- [YOUR OBJECTIVE] Express every line of the items below as a JSON list of strings, one string per line, with blank lines left out. Omit the pictures from the answer.

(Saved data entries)
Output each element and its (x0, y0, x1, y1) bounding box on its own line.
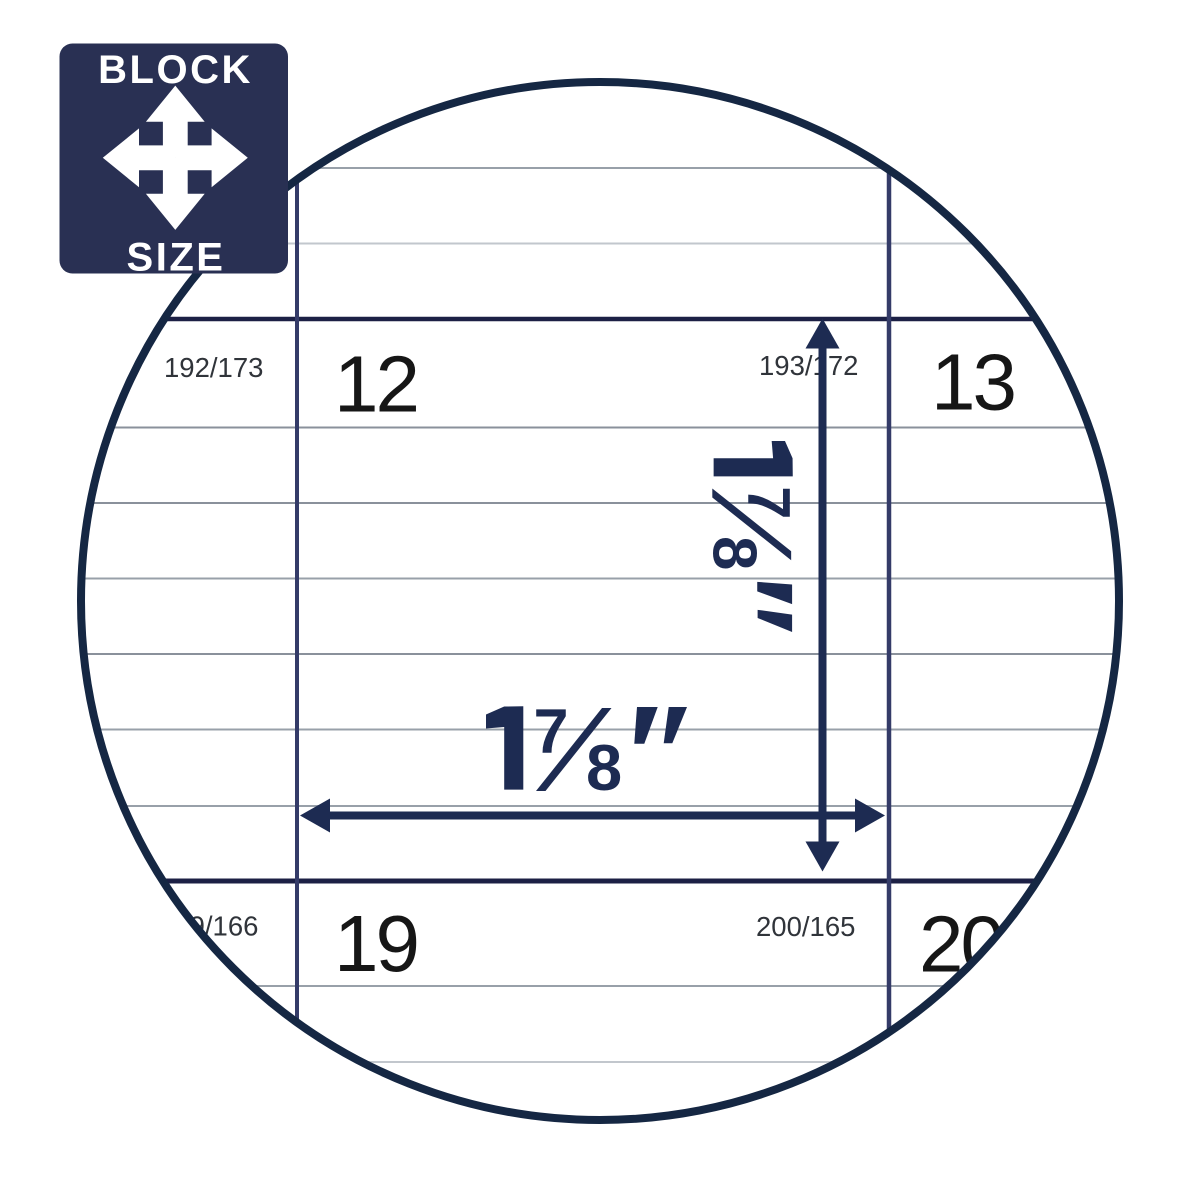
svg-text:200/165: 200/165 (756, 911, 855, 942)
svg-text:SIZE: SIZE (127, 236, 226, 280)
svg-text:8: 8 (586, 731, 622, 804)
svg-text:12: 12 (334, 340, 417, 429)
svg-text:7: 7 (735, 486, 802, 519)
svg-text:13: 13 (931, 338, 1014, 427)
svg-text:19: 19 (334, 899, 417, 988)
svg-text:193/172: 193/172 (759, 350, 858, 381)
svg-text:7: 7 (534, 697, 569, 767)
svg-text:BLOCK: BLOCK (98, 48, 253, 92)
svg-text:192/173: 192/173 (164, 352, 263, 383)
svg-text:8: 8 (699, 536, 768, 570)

- [EXPECTED OUTPUT]
[
  "Output each element and its (x0, y0, x1, y1) bounding box on its own line.",
  "svg-text:200/165: 200/165 (756, 911, 855, 942)",
  "svg-text:SIZE: SIZE (127, 236, 226, 280)",
  "svg-text:8: 8 (586, 731, 622, 804)",
  "svg-text:12: 12 (334, 340, 417, 429)",
  "svg-text:7: 7 (735, 486, 802, 519)",
  "svg-text:13: 13 (931, 338, 1014, 427)",
  "svg-text:19: 19 (334, 899, 417, 988)",
  "svg-text:193/172: 193/172 (759, 350, 858, 381)",
  "svg-text:7: 7 (534, 697, 569, 767)",
  "svg-text:BLOCK: BLOCK (98, 48, 253, 92)",
  "svg-text:192/173: 192/173 (164, 352, 263, 383)",
  "svg-text:8: 8 (699, 536, 768, 570)"
]